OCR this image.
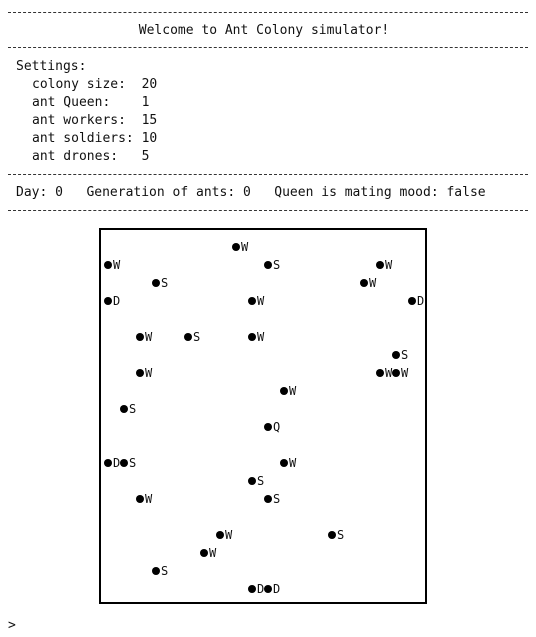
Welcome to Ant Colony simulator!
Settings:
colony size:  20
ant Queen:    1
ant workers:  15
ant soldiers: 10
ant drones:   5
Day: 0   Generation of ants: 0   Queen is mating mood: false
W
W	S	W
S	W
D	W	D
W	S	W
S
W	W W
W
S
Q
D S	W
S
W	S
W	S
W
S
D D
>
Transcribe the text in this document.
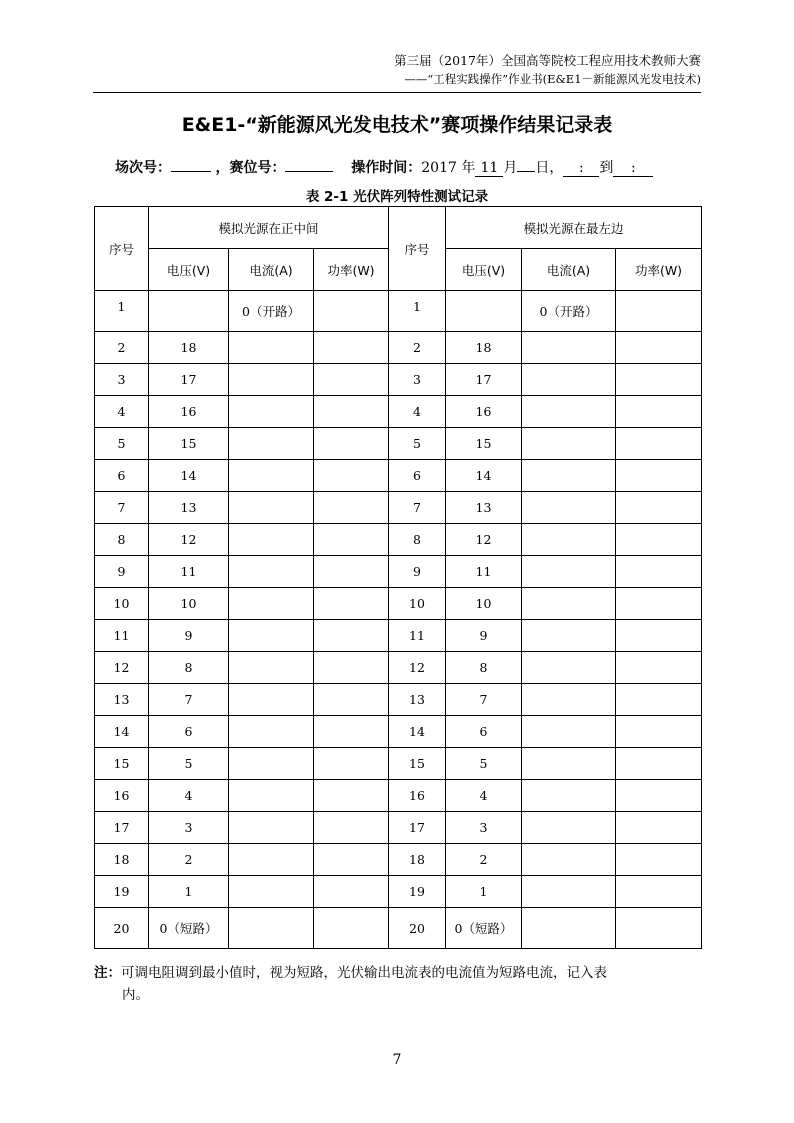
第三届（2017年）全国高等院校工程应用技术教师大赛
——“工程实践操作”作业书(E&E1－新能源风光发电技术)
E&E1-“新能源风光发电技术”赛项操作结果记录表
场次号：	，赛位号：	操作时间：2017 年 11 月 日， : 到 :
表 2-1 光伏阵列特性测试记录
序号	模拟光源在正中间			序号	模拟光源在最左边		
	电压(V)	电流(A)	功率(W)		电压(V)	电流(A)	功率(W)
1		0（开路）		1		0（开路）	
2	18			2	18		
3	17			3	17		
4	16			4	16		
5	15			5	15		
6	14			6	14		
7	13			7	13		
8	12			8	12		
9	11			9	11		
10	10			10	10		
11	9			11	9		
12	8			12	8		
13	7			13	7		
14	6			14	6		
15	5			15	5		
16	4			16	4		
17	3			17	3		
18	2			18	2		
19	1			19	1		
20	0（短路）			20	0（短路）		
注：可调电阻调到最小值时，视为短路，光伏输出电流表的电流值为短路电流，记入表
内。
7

--- --- ---

**Exercise objective**
Check each line above for the word "新能源风光发电技术" and copy the ones that have it.

**Correct response**
——“工程实践操作”作业书(E&E1－新能源风光发电技术)
E&E1-“新能源风光发电技术”赛项操作结果记录表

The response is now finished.